[Written request]
Which lines below hold the word "JSON"? Report each one.

▼

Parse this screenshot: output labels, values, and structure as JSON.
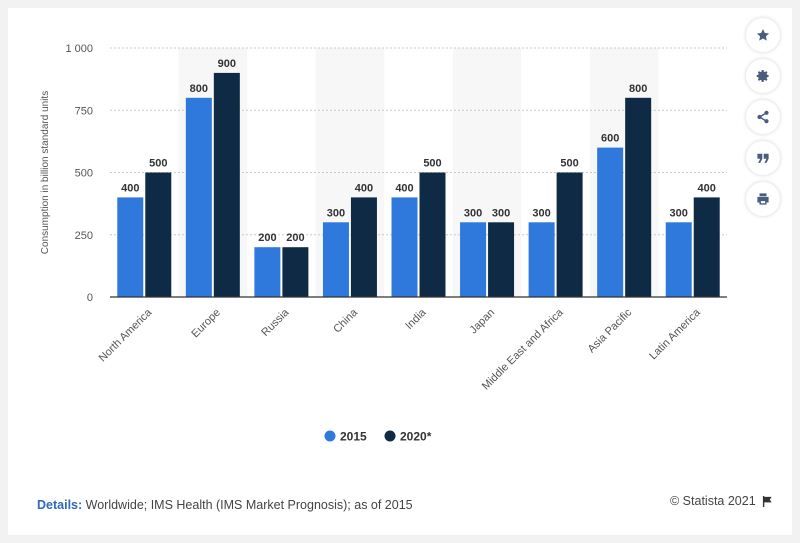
{
  "toolbar": {
    "icons": [
      "star-icon",
      "gear-icon",
      "share-icon",
      "quote-icon",
      "print-icon"
    ]
  },
  "footer": {
    "details_label": "Details:",
    "details_text": "Worldwide; IMS Health (IMS Market Prognosis); as of 2015",
    "credit": "© Statista 2021"
  },
  "chart_data": {
    "type": "bar",
    "ylabel": "Consumption in billion standard units",
    "xlabel": "",
    "ylim": [
      0,
      1000
    ],
    "yticks": [
      0,
      250,
      500,
      750,
      1000
    ],
    "ytick_labels": [
      "0",
      "250",
      "500",
      "750",
      "1 000"
    ],
    "grid": true,
    "legend_position": "bottom-center",
    "categories": [
      "North America",
      "Europe",
      "Russia",
      "China",
      "India",
      "Japan",
      "Middle East and Africa",
      "Asia Pacific",
      "Latin America"
    ],
    "series": [
      {
        "name": "2015",
        "color": "#2f78dc",
        "values": [
          400,
          800,
          200,
          300,
          400,
          300,
          300,
          600,
          300
        ]
      },
      {
        "name": "2020*",
        "color": "#0f2a45",
        "values": [
          500,
          900,
          200,
          400,
          500,
          300,
          500,
          800,
          400
        ]
      }
    ]
  }
}
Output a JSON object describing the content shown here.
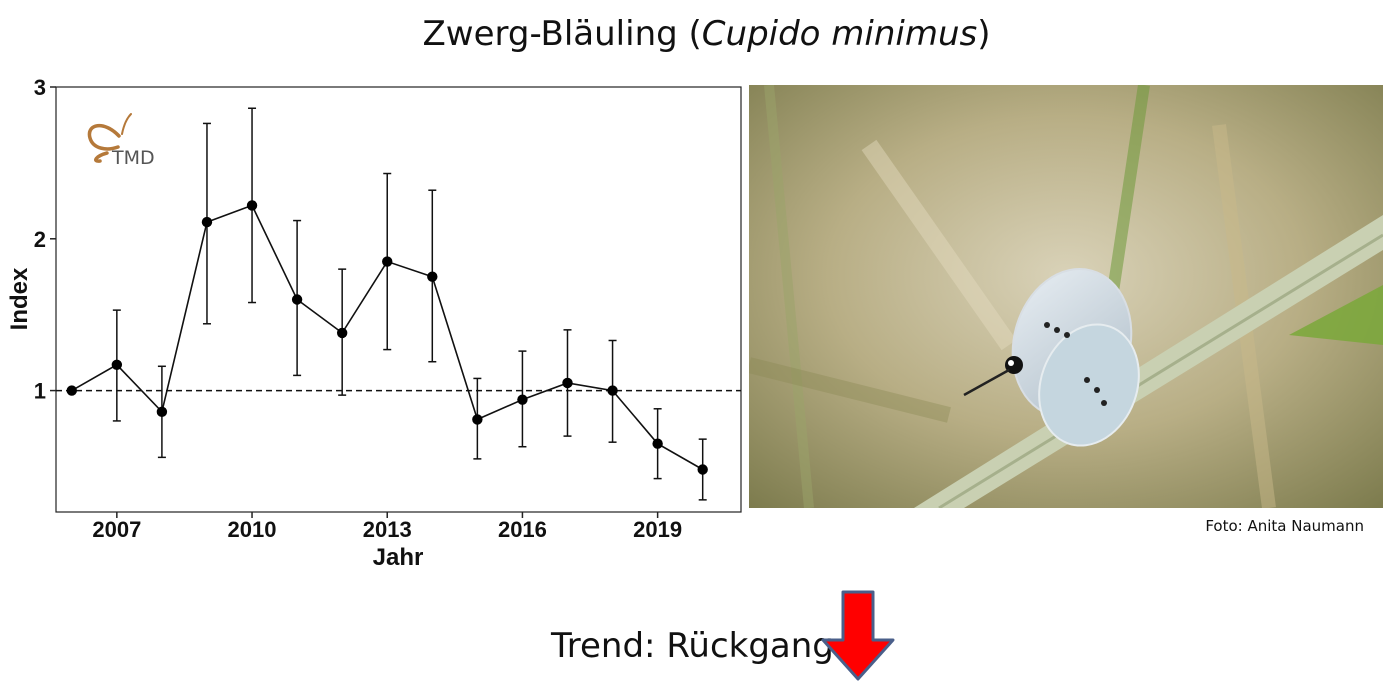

▲

[Output of the exercise]
Parse this screenshot: output labels, values, and structure as JSON.
Output a JSON object describing the content shown here.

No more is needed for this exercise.